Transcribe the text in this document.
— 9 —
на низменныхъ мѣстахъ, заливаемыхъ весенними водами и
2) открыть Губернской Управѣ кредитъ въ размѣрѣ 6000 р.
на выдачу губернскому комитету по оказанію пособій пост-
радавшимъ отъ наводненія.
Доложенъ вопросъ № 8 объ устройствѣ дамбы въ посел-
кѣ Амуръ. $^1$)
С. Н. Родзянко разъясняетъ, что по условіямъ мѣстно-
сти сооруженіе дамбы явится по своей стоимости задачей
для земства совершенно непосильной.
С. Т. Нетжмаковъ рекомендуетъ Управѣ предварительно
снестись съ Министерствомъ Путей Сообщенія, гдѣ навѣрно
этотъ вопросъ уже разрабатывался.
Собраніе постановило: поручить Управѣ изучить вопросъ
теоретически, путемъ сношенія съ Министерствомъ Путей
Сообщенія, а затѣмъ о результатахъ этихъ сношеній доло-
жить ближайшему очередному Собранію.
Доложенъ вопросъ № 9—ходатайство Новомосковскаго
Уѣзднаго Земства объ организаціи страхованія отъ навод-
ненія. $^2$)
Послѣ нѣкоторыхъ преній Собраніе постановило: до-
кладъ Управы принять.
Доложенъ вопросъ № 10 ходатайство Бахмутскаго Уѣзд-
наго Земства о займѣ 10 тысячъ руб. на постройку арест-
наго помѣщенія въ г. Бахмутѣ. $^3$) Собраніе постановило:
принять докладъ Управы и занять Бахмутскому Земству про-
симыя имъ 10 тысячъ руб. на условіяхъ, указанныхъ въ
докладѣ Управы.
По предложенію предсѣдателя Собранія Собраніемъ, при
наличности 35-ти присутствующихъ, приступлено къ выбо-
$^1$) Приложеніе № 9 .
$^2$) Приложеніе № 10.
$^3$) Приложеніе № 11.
----------------
▸ **Your instructions**
Return every entry exactly as given.

▸ **Answer to this exercise**
Transcribe the text in this document.
— 9 —
на низменныхъ мѣстахъ, заливаемыхъ весенними водами и
2) открыть Губернской Управѣ кредитъ въ размѣрѣ 6000 р.
на выдачу губернскому комитету по оказанію пособій пост-
радавшимъ отъ наводненія.
Доложенъ вопросъ № 8 объ устройствѣ дамбы въ посел-
кѣ Амуръ. $^1$)
С. Н. Родзянко разъясняетъ, что по условіямъ мѣстно-
сти сооруженіе дамбы явится по своей стоимости задачей
для земства совершенно непосильной.
С. Т. Нетжмаковъ рекомендуетъ Управѣ предварительно
снестись съ Министерствомъ Путей Сообщенія, гдѣ навѣрно
этотъ вопросъ уже разрабатывался.
Собраніе постановило: поручить Управѣ изучить вопросъ
теоретически, путемъ сношенія съ Министерствомъ Путей
Сообщенія, а затѣмъ о результатахъ этихъ сношеній доло-
жить ближайшему очередному Собранію.
Доложенъ вопросъ № 9—ходатайство Новомосковскаго
Уѣзднаго Земства объ организаціи страхованія отъ навод-
ненія. $^2$)
Послѣ нѣкоторыхъ преній Собраніе постановило: до-
кладъ Управы принять.
Доложенъ вопросъ № 10 ходатайство Бахмутскаго Уѣзд-
наго Земства о займѣ 10 тысячъ руб. на постройку арест-
наго помѣщенія въ г. Бахмутѣ. $^3$) Собраніе постановило:
принять докладъ Управы и занять Бахмутскому Земству про-
симыя имъ 10 тысячъ руб. на условіяхъ, указанныхъ въ
докладѣ Управы.
По предложенію предсѣдателя Собранія Собраніемъ, при
наличности 35-ти присутствующихъ, приступлено къ выбо-
$^1$) Приложеніе № 9 .
$^2$) Приложеніе № 10.
$^3$) Приложеніе № 11.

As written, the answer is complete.